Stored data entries
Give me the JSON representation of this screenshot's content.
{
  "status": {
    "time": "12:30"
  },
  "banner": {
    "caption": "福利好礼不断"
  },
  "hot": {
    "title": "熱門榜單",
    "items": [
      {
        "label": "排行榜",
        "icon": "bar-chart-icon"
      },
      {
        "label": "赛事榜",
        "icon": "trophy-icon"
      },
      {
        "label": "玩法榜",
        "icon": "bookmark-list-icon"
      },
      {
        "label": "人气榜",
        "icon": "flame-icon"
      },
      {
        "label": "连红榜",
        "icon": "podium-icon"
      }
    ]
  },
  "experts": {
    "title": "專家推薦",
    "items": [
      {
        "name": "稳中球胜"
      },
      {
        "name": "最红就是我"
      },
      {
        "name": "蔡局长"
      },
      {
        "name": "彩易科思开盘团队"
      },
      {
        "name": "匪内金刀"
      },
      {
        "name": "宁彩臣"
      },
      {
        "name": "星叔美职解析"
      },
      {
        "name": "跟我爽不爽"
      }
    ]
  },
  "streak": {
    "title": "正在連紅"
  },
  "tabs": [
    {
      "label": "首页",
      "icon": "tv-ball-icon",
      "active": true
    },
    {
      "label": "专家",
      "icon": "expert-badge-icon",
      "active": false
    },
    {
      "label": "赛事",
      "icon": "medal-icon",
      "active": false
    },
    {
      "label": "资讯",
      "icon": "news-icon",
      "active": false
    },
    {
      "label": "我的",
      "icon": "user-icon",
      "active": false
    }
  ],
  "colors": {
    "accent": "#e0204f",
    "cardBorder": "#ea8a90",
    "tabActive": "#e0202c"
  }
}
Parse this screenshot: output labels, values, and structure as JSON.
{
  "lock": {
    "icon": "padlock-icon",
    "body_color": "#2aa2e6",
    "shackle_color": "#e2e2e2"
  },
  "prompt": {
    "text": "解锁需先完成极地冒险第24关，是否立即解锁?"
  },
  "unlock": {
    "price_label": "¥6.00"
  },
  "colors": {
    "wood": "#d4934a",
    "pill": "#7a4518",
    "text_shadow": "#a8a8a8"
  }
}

• _GIVEN PROBLEM_: All of the data must be returned exactly.

• _FULL OUTPUT_:
Give me the JSON representation of this screenshot's content.
{
  "status": {
    "time": "12:30"
  },
  "banner": {
    "caption": "福利好礼不断"
  },
  "hot": {
    "title": "熱門榜單",
    "items": [
      {
        "label": "排行榜",
        "icon": "bar-chart-icon"
      },
      {
        "label": "赛事榜",
        "icon": "trophy-icon"
      },
      {
        "label": "玩法榜",
        "icon": "bookmark-list-icon"
      },
      {
        "label": "人气榜",
        "icon": "flame-icon"
      },
      {
        "label": "连红榜",
        "icon": "podium-icon"
      }
    ]
  },
  "experts": {
    "title": "專家推薦",
    "items": [
      {
        "name": "稳中球胜"
      },
      {
        "name": "最红就是我"
      },
      {
        "name": "蔡局长"
      },
      {
        "name": "彩易科思开盘团队"
      },
      {
        "name": "匪内金刀"
      },
      {
        "name": "宁彩臣"
      },
      {
        "name": "星叔美职解析"
      },
      {
        "name": "跟我爽不爽"
      }
    ]
  },
  "streak": {
    "title": "正在連紅"
  },
  "tabs": [
    {
      "label": "首页",
      "icon": "tv-ball-icon",
      "active": true
    },
    {
      "label": "专家",
      "icon": "expert-badge-icon",
      "active": false
    },
    {
      "label": "赛事",
      "icon": "medal-icon",
      "active": false
    },
    {
      "label": "资讯",
      "icon": "news-icon",
      "active": false
    },
    {
      "label": "我的",
      "icon": "user-icon",
      "active": false
    }
  ],
  "colors": {
    "accent": "#e0204f",
    "cardBorder": "#ea8a90",
    "tabActive": "#e0202c"
  }
}
Parse this screenshot: output labels, values, and structure as JSON.
{
  "lock": {
    "icon": "padlock-icon",
    "body_color": "#2aa2e6",
    "shackle_color": "#e2e2e2"
  },
  "prompt": {
    "text": "解锁需先完成极地冒险第24关，是否立即解锁?"
  },
  "unlock": {
    "price_label": "¥6.00"
  },
  "colors": {
    "wood": "#d4934a",
    "pill": "#7a4518",
    "text_shadow": "#a8a8a8"
  }
}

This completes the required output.